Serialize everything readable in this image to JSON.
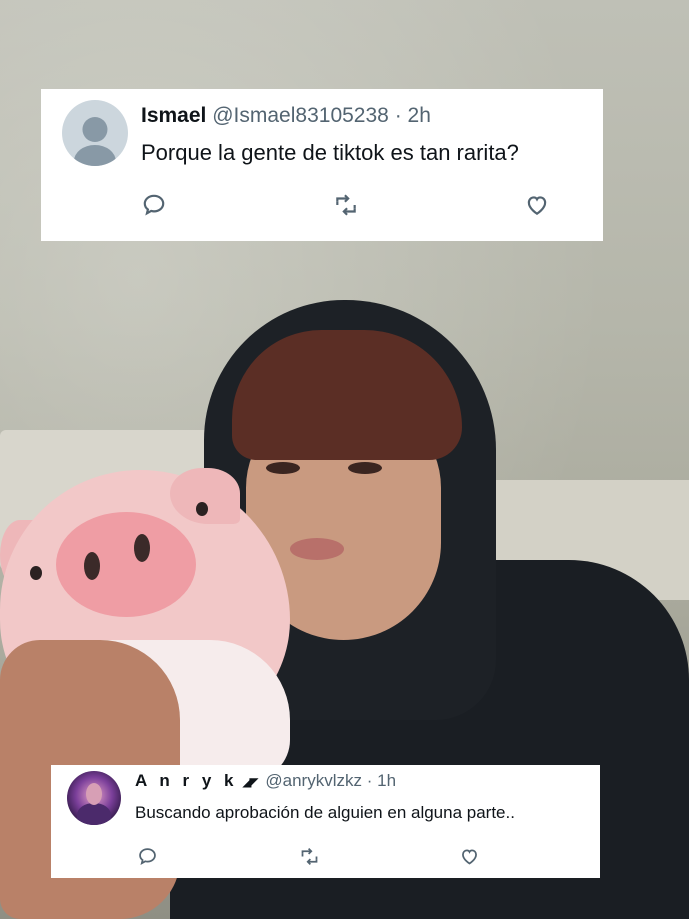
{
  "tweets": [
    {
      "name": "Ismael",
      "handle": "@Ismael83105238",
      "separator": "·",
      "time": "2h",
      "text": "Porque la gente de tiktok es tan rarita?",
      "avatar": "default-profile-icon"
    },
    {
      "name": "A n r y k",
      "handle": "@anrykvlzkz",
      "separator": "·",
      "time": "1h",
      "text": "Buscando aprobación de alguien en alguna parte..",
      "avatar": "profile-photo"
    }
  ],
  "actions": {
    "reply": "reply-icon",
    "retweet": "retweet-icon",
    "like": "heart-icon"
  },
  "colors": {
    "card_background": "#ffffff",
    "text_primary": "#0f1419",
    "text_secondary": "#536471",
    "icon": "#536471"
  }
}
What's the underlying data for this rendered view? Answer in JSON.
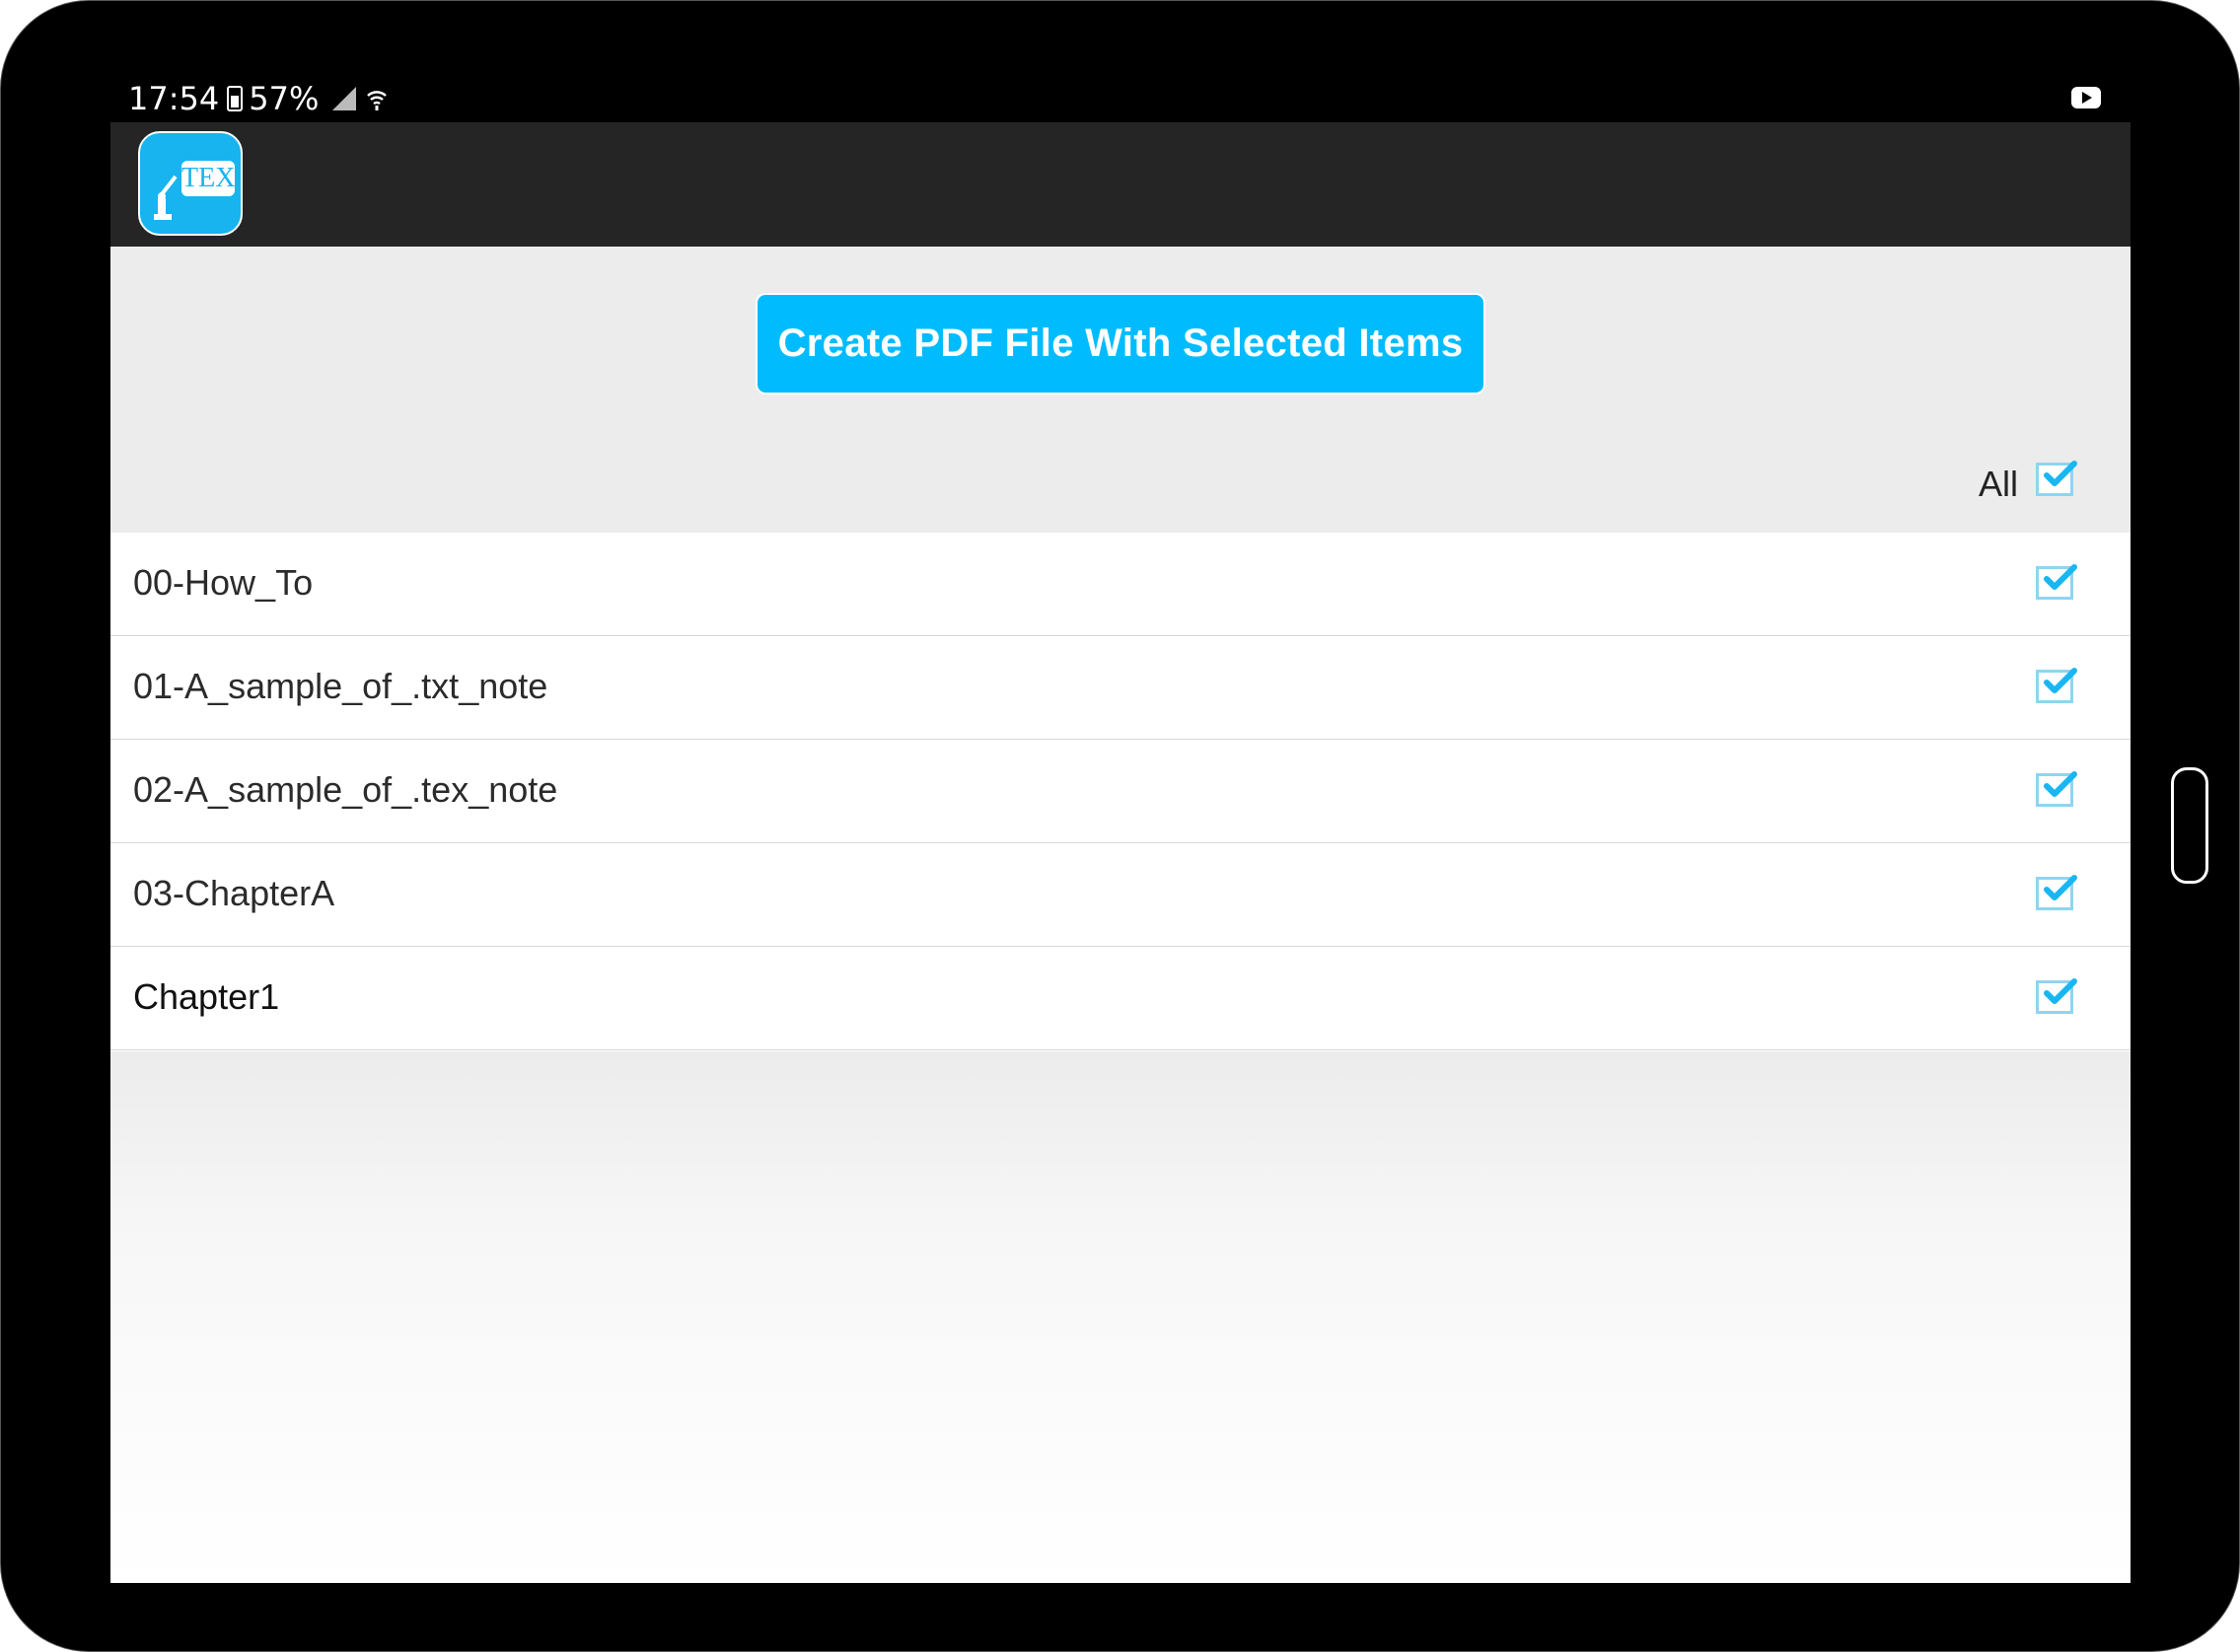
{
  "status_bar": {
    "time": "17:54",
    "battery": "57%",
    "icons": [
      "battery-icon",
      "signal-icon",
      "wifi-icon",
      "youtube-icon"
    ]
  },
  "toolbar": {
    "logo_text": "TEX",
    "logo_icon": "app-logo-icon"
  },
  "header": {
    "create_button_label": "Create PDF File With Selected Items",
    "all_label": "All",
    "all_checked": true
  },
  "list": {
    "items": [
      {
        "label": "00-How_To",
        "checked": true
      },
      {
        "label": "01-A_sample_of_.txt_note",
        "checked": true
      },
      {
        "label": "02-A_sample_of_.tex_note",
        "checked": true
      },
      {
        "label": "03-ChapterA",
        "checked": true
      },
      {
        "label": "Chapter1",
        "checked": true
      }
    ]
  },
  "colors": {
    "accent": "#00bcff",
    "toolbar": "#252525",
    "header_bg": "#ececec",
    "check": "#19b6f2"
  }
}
###
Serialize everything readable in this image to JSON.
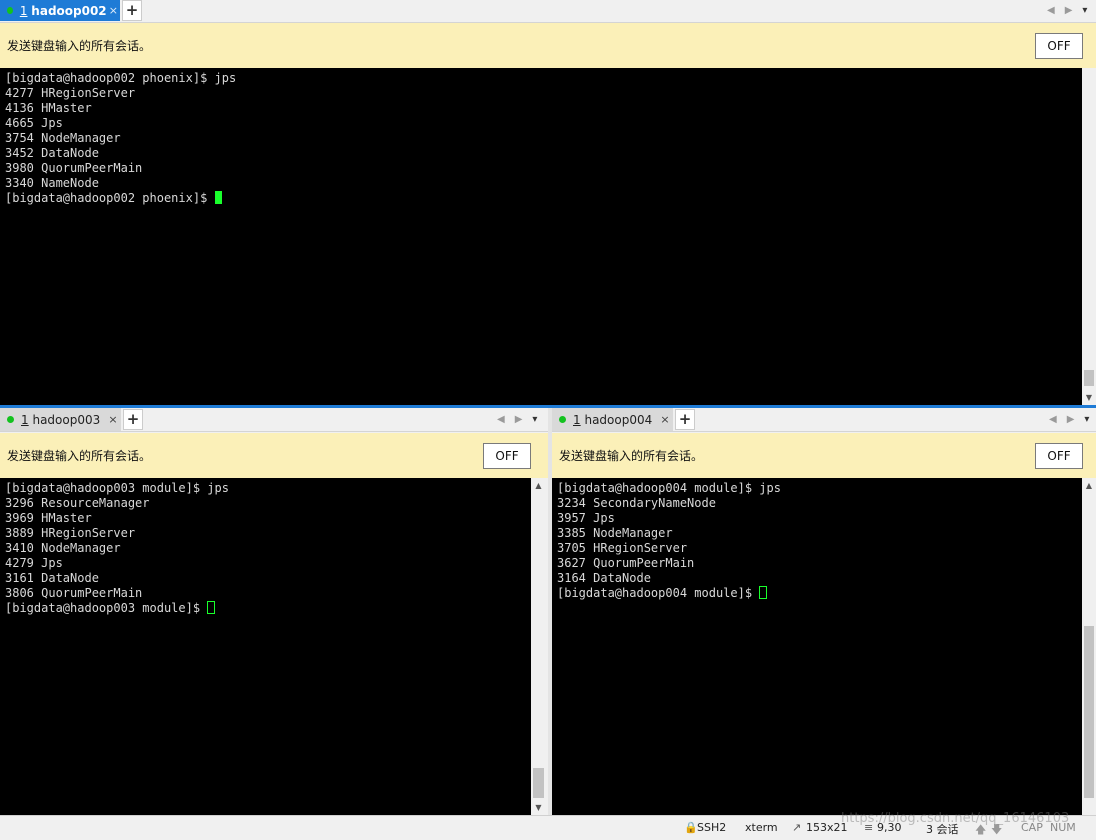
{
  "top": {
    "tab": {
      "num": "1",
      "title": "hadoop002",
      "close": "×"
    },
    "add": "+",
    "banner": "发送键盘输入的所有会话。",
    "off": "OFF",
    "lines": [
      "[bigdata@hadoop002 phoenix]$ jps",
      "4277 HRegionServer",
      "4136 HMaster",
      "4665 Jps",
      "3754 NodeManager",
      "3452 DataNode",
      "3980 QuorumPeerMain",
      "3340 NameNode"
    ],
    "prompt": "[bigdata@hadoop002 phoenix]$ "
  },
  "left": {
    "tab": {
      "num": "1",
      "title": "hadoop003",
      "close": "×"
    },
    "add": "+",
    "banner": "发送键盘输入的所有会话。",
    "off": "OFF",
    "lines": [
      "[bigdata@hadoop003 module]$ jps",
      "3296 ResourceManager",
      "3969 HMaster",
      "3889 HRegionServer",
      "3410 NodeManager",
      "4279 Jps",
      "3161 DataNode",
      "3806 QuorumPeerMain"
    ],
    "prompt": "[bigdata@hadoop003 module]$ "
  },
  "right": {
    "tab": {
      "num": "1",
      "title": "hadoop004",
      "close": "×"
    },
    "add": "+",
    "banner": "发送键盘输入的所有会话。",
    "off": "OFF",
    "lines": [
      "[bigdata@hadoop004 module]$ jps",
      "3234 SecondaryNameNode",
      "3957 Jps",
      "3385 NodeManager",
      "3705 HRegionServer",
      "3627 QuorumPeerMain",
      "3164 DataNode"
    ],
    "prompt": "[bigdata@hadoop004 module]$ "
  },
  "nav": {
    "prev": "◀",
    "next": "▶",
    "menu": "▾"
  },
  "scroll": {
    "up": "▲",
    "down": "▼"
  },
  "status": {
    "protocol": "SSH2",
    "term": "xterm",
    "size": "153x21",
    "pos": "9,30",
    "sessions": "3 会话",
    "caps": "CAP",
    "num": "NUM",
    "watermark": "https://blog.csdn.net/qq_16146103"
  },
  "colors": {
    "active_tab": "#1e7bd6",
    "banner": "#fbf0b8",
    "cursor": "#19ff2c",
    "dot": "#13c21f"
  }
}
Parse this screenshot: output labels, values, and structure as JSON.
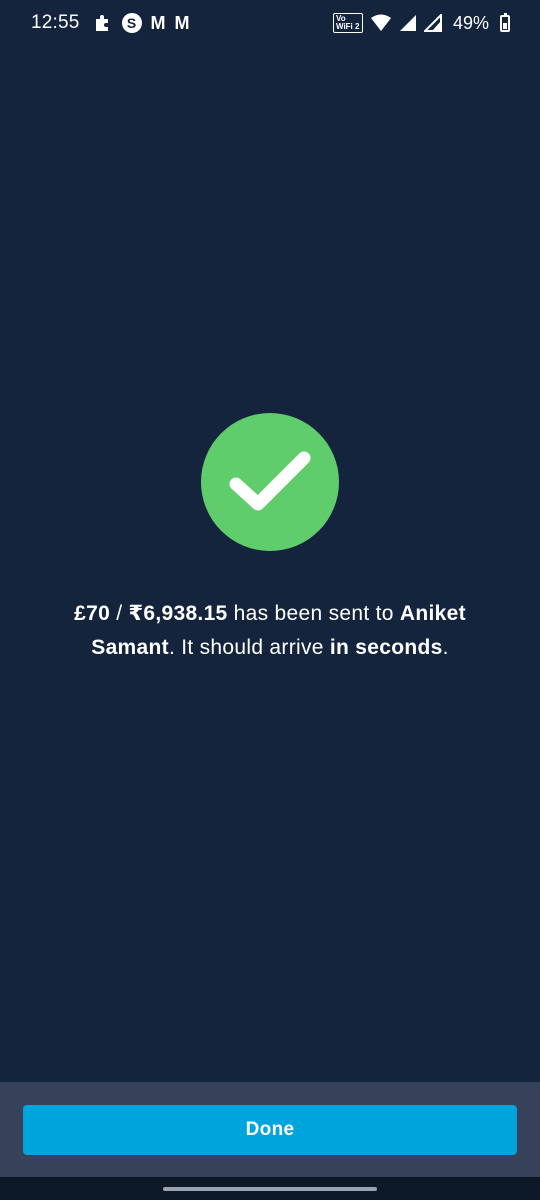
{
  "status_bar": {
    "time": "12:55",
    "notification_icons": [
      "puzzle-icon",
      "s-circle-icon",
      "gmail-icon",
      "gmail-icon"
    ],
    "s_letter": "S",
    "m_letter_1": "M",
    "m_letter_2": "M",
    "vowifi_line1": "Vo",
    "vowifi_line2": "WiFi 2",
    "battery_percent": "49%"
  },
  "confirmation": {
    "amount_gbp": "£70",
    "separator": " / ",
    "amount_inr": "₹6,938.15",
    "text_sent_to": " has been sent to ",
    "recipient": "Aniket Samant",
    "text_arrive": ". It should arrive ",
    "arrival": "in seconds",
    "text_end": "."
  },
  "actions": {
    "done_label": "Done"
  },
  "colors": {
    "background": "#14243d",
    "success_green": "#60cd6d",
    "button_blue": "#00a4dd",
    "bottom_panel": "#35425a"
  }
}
###
Task requirements
Lines of the material that contain the word "avatar" are to be gathered.

Exercise answer
      "avatar": "default-profile-icon"
      "avatar": "profile-photo"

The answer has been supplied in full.